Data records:
++++++

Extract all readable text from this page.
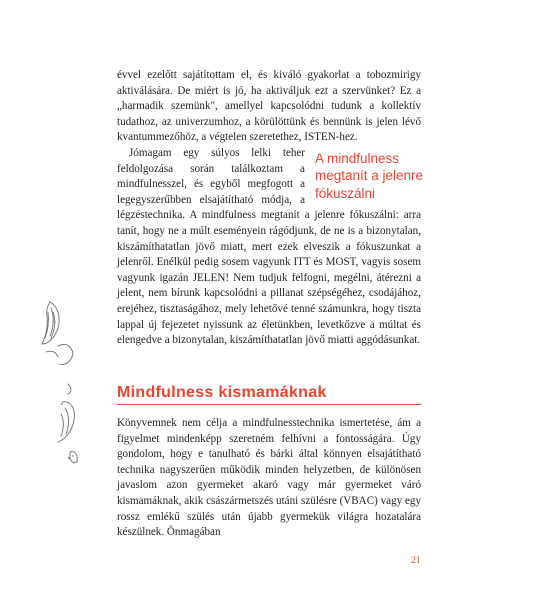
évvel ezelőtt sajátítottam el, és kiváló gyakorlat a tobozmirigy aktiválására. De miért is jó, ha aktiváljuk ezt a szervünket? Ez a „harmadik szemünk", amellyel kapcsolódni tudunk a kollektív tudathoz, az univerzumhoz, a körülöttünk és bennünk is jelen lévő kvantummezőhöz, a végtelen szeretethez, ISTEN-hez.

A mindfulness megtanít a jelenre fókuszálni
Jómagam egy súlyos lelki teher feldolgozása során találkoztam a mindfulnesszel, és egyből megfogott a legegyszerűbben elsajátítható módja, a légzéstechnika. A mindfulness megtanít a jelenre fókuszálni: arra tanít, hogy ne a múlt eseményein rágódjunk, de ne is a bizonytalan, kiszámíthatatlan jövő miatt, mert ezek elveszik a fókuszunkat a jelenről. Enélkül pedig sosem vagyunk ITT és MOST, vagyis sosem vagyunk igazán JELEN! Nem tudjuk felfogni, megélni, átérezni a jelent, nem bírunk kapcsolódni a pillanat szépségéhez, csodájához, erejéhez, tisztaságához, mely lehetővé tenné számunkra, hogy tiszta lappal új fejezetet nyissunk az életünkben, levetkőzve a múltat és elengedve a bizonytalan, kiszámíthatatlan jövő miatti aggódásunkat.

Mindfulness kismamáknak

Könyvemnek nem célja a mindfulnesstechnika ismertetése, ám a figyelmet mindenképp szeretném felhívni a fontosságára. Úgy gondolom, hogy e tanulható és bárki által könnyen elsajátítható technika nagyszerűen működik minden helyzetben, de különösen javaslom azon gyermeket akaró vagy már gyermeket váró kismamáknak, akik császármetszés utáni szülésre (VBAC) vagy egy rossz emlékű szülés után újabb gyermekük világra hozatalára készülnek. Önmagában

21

++++++

→ **AIM OF THE EXERCISE**: Write out again every line above exactly as given; the pictures do not belong in the copy.

→ **WRITTEN SOLUTION**:
Extract all readable text from this page.
évvel ezelőtt sajátítottam el, és kiváló gyakorlat a tobozmirigy aktiválására. De miért is jó, ha aktiváljuk ezt a szervünket? Ez a „harmadik szemünk", amellyel kapcsolódni tudunk a kollektív tudathoz, az univerzumhoz, a körülöttünk és bennünk is jelen lévő kvantummezőhöz, a végtelen szeretethez, ISTEN-hez.

A mindfulness megtanít a jelenre fókuszálni
Jómagam egy súlyos lelki teher feldolgozása során találkoztam a mindfulnesszel, és egyből megfogott a legegyszerűbben elsajátítható módja, a légzéstechnika. A mindfulness megtanít a jelenre fókuszálni: arra tanít, hogy ne a múlt eseményein rágódjunk, de ne is a bizonytalan, kiszámíthatatlan jövő miatt, mert ezek elveszik a fókuszunkat a jelenről. Enélkül pedig sosem vagyunk ITT és MOST, vagyis sosem vagyunk igazán JELEN! Nem tudjuk felfogni, megélni, átérezni a jelent, nem bírunk kapcsolódni a pillanat szépségéhez, csodájához, erejéhez, tisztaságához, mely lehetővé tenné számunkra, hogy tiszta lappal új fejezetet nyissunk az életünkben, levetkőzve a múltat és elengedve a bizonytalan, kiszámíthatatlan jövő miatti aggódásunkat.

Mindfulness kismamáknak

Könyvemnek nem célja a mindfulnesstechnika ismertetése, ám a figyelmet mindenképp szeretném felhívni a fontosságára. Úgy gondolom, hogy e tanulható és bárki által könnyen elsajátítható technika nagyszerűen működik minden helyzetben, de különösen javaslom azon gyermeket akaró vagy már gyermeket váró kismamáknak, akik császármetszés utáni szülésre (VBAC) vagy egy rossz emlékű szülés után újabb gyermekük világra hozatalára készülnek. Önmagában

21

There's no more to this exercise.